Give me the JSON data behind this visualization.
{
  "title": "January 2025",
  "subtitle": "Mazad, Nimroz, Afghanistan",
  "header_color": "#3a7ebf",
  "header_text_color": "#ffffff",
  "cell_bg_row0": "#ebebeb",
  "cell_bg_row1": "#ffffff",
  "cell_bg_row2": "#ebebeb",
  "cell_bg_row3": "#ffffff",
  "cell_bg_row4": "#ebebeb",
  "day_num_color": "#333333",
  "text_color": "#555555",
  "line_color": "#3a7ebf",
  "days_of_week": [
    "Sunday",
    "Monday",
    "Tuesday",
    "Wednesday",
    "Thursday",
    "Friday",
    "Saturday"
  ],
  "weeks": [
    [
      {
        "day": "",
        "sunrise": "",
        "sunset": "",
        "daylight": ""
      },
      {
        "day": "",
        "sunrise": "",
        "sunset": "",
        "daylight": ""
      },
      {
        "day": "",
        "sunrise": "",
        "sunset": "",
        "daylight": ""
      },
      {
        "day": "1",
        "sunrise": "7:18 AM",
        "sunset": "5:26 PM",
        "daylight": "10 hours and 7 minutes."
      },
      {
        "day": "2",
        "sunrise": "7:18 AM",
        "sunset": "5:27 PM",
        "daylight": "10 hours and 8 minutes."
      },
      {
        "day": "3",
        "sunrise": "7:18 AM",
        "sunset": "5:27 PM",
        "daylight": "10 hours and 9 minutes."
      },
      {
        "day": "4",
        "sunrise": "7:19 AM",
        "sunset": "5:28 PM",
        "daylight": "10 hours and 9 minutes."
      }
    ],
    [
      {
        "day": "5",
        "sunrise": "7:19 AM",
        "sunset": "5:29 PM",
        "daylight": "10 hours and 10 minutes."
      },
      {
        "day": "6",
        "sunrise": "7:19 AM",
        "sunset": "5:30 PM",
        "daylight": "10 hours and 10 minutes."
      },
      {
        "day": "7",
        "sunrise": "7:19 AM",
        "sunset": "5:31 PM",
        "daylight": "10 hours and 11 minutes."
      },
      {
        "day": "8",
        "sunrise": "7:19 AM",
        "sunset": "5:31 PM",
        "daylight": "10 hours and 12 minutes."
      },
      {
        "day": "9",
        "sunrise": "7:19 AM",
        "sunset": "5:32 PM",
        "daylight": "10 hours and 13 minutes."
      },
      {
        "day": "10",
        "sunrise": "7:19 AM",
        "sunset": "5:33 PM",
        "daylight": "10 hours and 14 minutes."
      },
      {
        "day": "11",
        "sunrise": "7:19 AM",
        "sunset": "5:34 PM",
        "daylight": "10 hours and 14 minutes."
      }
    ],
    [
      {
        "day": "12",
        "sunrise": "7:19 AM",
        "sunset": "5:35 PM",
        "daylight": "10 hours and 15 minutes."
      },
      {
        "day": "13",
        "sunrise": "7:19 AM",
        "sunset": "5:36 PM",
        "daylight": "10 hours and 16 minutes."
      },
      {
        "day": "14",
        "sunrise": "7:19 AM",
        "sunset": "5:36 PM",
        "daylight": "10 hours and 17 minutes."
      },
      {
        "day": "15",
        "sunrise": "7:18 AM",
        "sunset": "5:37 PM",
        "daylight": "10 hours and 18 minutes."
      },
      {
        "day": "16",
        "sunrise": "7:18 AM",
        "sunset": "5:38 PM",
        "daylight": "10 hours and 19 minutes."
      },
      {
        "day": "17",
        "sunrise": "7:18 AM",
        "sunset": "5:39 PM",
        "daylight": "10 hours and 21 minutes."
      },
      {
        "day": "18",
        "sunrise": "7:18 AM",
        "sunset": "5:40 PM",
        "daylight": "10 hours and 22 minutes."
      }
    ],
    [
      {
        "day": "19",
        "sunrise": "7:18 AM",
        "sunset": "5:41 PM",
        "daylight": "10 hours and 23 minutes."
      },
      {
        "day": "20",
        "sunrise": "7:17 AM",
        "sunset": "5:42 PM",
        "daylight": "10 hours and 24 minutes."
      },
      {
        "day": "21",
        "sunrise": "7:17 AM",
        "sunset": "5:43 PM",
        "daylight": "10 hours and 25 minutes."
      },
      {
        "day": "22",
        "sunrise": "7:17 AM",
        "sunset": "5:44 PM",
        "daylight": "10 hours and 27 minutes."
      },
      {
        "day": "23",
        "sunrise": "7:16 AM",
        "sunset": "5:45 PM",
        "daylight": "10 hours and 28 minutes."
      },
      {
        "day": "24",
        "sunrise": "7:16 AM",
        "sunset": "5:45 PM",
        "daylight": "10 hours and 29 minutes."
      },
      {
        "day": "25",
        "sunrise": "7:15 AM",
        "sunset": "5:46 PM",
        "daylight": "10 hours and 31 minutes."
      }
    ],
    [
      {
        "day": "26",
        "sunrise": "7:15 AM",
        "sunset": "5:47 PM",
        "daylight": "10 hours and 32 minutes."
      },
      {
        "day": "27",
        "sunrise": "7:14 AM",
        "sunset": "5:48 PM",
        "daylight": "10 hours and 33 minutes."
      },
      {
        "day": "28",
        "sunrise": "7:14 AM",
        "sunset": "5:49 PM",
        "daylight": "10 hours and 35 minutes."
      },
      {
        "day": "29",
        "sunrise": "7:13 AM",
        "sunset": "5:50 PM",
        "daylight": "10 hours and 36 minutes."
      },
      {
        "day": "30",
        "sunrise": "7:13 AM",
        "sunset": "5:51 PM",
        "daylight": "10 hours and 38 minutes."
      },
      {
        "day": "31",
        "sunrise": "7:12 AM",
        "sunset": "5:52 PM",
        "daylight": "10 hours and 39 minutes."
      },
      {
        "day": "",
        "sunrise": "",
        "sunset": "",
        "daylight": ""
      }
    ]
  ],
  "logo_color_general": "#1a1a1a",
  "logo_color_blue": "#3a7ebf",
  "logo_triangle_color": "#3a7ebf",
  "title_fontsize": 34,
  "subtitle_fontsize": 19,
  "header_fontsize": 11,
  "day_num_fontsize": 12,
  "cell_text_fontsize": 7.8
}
--*--
STATED PROBLEM => Pick out every line holding the string "ffffff" and return it.

COMPLETE ANSWER =>
  "header_text_color": "#ffffff",
  "cell_bg_row1": "#ffffff",
  "cell_bg_row3": "#ffffff",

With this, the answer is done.